Pull every line containing "Kivelän" from the entries.
====
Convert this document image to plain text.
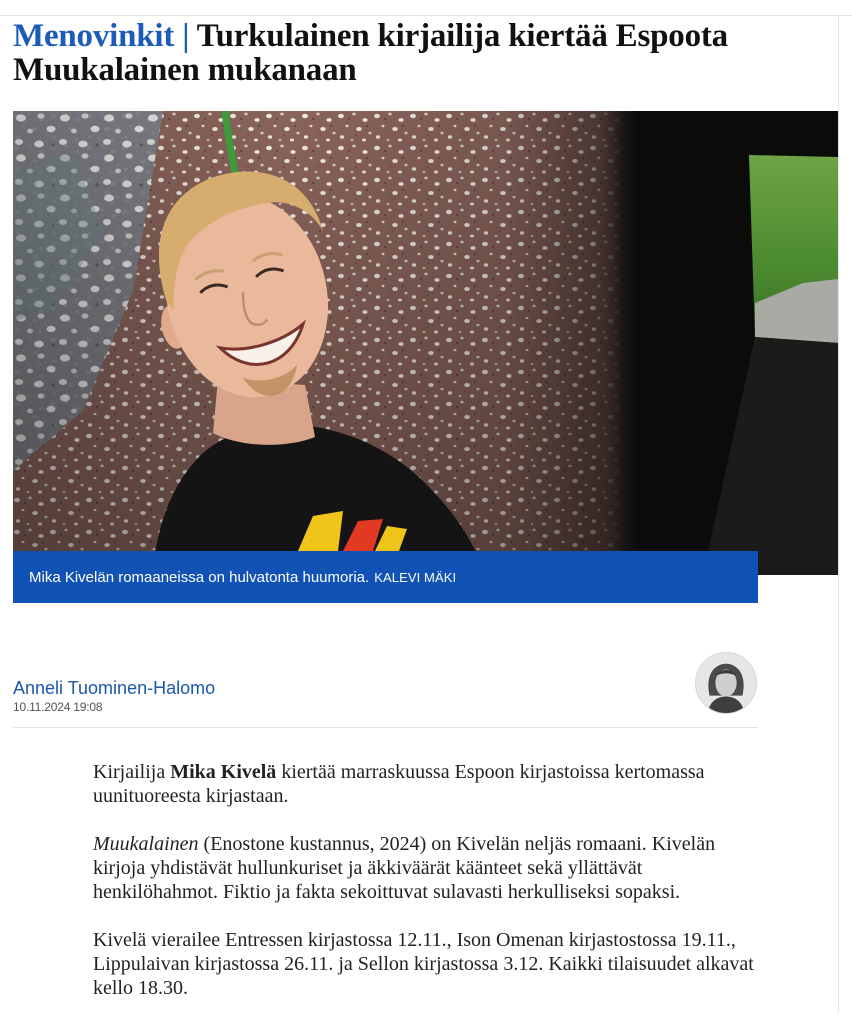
Menovinkit | Turkulainen kirjailija kiertää Espoota Muukalainen mukanaan
Mika Kivelän romaaneissa on hulvatonta huumoria. KALEVI MÄKI
Anneli Tuominen-Halomo
10.11.2024 19:08

Kirjailija Mika Kivelä kiertää marraskuussa Espoon kirjastoissa kertomassa uunituoreesta kirjastaan.

Muukalainen (Enostone kustannus, 2024) on Kivelän neljäs romaani. Kivelän kirjoja yhdistävät hullunkuriset ja äkkiväärät käänteet sekä yllättävät henkilöhahmot. Fiktio ja fakta sekoittuvat sulavasti herkulliseksi sopaksi.

Kivelä vierailee Entressen kirjastossa 12.11., Ison Omenan kirjastostossa 19.11., Lippulaivan kirjastossa 26.11. ja Sellon kirjastossa 3.12. Kaikki tilaisuudet alkavat kello 18.30.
====
Answer to the exercise:
Mika Kivelän romaaneissa on hulvatonta huumoria. KALEVI MÄKI
Muukalainen (Enostone kustannus, 2024) on Kivelän neljäs romaani. Kivelän kirjoja yhdistävät hullunkuriset ja äkkiväärät käänteet sekä yllättävät henkilöhahmot. Fiktio ja fakta sekoittuvat sulavasti herkulliseksi sopaksi.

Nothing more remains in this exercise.